作業内容
読解文によると、五人の紳士たちが担いで来た棺桶は、どのようにして手に入れた物らしいか。

=== 読解文 ===

ある日、ある所に、「棺桶」を担いでやって来た五人の紳士たち(堤真一・溝端淳平・野間口徹・小手伸也・藤井隆)。
どうやら、五人のうちのひとりが懸賞のハズレくじでもらった景品らしい。
せっかくの景品を役立てるためには、仲間の一人が死んで棺桶の中に入らねば、と、五人の議論が始まった。
いかに本人が死を意識せず、痛みを感じる前に死ねる方法がないものか、、、と模索する五人。
そこへショッピングバッグを抱えた女性二人(高田聖子・中谷さとみ)が現れた。
彼女たちは、同じ懸賞の当たりくじの当選者たちだったのだ。
そして、その一等賞の景品とは・・・?

 ↑

公式サイトより

 

よく演技が上手い下手とか、

言いたい人がいるけれど、

確かに、確かに、

下手な人は見ていてわかる。

 

特に舞台では!

 

でも、上手い演技というのは、

いったいなんなんだろうか。

 

それは、物語のセリフの意味を

客に届けることだ!!!

 

ということが、

よっっっっっっっく。

わかりまくした。

 

見よ、この、目眩がするほどの

手練れの実力者たちを!

 

本当にもう、これだけすごい役者さんたちが

集う芝居を観ないなんて選択肢はありまえない。

=== 与えられたデータ ===

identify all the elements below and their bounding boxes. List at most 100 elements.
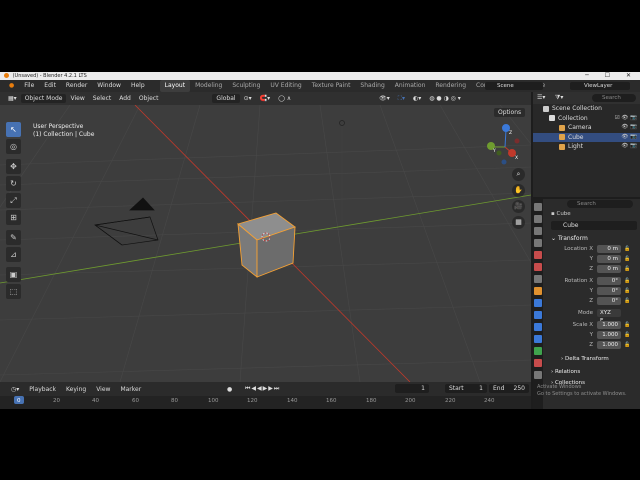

===

解答
五人のうちのひとりが、懸賞のハズレくじでもらった景品らしい。